-- DIRECTIVE --
Copy each line below that includes "icon".

"""

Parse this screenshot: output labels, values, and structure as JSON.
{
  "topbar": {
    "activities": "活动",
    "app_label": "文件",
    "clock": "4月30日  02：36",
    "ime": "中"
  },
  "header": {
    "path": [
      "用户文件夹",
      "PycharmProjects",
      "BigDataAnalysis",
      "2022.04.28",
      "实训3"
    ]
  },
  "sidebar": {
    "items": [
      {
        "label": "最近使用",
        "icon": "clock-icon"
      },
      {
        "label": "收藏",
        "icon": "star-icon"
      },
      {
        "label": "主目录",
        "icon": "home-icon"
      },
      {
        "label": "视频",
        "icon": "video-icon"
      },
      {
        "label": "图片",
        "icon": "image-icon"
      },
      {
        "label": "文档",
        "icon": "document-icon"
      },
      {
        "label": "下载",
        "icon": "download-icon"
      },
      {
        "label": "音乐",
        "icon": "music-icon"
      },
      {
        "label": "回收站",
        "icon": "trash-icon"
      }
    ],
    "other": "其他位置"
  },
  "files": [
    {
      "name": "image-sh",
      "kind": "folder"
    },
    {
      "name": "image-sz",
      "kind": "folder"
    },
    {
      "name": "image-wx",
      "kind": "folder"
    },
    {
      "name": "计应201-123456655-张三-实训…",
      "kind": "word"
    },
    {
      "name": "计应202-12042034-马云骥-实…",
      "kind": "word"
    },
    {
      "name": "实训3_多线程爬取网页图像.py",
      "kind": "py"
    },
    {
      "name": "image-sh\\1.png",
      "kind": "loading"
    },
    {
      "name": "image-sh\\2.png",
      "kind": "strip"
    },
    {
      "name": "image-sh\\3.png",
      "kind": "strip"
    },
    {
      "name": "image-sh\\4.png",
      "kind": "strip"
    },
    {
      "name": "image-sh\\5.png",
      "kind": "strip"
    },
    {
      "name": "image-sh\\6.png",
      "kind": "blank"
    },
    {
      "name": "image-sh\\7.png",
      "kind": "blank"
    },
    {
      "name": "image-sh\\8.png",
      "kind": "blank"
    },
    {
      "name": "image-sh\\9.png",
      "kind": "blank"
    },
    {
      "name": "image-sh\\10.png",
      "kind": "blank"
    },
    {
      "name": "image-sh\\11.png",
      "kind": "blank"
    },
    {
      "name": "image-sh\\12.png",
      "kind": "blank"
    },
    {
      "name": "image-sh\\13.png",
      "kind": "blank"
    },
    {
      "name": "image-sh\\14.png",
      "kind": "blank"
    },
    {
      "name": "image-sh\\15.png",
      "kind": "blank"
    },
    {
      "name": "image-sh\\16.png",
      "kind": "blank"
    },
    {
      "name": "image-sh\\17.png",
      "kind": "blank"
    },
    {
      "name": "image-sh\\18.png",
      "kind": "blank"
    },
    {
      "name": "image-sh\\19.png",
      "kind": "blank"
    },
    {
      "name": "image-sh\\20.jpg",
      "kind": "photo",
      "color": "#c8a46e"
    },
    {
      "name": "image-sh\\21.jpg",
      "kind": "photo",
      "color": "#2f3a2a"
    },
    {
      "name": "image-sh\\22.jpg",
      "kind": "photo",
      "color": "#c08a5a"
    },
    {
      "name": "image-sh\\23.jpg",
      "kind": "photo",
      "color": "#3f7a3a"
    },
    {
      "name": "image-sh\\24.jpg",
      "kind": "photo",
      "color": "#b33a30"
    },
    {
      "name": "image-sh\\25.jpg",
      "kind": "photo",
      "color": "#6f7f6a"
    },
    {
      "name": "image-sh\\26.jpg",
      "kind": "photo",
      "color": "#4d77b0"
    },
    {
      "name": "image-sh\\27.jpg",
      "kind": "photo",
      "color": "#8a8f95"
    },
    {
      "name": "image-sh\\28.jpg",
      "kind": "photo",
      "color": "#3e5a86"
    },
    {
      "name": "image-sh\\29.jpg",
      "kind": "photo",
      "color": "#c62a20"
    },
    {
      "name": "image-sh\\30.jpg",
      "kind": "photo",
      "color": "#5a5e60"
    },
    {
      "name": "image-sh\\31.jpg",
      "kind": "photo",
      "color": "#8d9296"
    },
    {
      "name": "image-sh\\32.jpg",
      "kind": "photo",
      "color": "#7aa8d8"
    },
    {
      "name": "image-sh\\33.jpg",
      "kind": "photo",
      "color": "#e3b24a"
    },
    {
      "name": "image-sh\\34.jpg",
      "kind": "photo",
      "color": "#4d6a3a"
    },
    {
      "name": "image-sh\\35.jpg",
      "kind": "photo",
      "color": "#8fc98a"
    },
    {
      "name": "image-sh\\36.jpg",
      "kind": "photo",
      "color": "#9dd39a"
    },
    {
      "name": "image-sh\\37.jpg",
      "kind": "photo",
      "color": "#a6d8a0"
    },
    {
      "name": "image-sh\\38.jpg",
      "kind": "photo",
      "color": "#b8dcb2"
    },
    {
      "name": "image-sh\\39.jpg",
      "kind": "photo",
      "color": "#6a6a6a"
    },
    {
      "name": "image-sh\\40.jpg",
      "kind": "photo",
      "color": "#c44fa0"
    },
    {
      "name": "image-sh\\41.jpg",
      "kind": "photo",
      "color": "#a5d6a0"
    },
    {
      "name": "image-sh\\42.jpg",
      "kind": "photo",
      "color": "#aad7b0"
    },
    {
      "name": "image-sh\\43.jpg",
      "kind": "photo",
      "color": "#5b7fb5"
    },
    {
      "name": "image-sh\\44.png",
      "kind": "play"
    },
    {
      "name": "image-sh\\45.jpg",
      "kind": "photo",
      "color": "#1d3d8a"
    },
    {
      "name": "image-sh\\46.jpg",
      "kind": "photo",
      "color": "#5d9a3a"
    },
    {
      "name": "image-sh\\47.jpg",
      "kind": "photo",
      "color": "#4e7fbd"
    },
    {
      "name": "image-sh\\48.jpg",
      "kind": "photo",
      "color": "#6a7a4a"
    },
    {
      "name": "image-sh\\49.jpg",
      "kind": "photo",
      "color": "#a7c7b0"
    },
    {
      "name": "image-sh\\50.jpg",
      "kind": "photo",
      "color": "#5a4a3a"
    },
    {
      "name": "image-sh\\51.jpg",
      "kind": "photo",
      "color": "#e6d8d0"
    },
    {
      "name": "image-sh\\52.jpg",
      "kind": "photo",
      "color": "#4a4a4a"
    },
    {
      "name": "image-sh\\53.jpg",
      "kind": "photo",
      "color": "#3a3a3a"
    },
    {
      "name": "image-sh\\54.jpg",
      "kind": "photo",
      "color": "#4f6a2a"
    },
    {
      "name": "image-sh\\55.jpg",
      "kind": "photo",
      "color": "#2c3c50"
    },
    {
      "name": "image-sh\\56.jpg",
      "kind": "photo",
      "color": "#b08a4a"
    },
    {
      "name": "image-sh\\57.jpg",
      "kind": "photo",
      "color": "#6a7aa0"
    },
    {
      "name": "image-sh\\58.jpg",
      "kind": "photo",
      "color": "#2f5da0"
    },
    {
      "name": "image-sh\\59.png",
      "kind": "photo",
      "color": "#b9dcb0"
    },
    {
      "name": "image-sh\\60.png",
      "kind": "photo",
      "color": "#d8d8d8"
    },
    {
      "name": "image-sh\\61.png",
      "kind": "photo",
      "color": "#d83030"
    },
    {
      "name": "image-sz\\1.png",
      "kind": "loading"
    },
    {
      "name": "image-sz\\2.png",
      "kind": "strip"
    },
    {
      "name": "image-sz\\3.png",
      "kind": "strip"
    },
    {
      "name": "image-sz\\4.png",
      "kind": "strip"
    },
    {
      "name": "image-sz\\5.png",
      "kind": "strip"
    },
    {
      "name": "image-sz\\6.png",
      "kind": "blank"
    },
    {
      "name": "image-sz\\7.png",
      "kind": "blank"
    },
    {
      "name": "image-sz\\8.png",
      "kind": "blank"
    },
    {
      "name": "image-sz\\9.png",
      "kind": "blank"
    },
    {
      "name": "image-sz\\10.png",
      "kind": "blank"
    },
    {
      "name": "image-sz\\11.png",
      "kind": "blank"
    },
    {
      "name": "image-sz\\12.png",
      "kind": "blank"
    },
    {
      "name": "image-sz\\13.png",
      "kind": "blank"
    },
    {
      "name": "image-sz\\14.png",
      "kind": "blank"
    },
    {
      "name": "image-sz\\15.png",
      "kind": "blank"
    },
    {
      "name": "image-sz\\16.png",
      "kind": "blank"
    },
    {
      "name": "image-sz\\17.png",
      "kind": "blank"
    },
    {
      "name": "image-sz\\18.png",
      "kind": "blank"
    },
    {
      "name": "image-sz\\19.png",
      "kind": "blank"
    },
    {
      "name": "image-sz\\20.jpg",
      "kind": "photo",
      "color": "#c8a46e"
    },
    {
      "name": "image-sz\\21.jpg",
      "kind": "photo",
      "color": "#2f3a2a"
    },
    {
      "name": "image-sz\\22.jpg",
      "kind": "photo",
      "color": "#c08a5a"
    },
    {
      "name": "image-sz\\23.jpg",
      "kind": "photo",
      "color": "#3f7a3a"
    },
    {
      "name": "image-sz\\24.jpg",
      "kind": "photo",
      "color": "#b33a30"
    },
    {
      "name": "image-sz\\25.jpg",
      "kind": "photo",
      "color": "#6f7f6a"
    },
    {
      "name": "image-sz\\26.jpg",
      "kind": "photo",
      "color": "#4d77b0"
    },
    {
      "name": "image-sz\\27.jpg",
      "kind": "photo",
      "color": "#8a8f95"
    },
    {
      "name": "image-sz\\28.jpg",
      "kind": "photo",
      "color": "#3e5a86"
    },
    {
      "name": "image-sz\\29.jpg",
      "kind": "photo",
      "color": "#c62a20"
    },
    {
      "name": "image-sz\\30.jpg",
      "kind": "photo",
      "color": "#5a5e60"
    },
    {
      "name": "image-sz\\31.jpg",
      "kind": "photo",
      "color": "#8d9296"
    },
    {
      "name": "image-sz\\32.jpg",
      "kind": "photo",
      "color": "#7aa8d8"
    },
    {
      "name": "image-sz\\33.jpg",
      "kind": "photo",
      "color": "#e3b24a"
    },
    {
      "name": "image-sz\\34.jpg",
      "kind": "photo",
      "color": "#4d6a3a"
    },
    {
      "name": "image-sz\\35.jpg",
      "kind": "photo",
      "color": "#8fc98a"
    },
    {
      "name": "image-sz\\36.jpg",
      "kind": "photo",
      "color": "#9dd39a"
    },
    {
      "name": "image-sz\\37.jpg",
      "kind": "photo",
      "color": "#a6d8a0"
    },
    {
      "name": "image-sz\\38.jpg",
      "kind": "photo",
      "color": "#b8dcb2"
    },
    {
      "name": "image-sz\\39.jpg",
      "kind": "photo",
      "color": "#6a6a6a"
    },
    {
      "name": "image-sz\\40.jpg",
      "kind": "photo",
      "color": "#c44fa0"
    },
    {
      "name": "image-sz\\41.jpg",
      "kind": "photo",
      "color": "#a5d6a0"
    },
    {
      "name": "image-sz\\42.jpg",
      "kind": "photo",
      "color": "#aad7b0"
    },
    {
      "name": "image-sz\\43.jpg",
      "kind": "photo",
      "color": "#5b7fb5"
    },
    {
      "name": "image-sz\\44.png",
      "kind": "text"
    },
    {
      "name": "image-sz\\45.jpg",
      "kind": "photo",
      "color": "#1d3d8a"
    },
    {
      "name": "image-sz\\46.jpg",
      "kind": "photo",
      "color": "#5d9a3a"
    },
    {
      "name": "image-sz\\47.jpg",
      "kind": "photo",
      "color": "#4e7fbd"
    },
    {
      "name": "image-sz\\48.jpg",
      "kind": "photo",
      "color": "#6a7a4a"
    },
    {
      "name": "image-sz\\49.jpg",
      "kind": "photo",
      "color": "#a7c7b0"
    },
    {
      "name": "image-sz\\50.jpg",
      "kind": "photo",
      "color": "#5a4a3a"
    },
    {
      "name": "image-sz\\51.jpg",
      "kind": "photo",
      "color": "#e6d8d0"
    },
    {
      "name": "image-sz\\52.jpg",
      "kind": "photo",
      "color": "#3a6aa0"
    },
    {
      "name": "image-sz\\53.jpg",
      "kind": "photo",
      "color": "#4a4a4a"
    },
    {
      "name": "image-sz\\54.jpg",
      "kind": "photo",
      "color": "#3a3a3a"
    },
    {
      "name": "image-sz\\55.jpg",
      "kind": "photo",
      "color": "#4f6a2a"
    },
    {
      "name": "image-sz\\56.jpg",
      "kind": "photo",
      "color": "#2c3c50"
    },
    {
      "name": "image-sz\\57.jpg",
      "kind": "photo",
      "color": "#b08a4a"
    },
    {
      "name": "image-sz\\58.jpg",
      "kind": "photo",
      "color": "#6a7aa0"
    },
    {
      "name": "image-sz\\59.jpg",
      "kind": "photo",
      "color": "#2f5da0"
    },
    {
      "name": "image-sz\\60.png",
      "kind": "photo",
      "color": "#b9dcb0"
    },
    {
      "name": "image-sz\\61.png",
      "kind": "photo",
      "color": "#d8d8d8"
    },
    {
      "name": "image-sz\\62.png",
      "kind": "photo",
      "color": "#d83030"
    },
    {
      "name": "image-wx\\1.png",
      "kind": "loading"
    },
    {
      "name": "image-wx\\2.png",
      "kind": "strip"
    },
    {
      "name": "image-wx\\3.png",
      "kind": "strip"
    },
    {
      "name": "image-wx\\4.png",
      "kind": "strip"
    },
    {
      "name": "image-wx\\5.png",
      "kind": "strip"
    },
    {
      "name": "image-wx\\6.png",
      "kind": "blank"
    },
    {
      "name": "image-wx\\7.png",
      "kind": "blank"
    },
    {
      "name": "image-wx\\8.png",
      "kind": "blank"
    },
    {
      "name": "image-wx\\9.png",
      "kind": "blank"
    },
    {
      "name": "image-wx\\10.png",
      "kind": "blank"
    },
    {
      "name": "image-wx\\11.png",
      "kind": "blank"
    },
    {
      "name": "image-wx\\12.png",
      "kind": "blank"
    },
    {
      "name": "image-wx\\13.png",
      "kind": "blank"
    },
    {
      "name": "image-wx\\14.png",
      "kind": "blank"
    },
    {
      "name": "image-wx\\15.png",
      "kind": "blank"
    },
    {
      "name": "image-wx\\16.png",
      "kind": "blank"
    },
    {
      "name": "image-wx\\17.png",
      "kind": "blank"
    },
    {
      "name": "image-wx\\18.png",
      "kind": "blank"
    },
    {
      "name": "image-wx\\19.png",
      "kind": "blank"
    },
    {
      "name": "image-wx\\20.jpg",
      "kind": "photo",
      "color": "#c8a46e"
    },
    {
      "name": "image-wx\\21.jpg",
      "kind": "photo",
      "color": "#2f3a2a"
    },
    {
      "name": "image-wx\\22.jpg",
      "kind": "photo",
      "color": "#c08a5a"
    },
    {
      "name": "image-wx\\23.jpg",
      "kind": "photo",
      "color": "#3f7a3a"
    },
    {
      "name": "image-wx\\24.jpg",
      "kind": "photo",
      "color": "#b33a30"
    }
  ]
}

"""

-- COMPLETE ANSWER --
        "icon": "clock-icon"
        "icon": "star-icon"
        "icon": "home-icon"
        "icon": "video-icon"
        "icon": "image-icon"
        "icon": "document-icon"
        "icon": "download-icon"
        "icon": "music-icon"
        "icon": "trash-icon"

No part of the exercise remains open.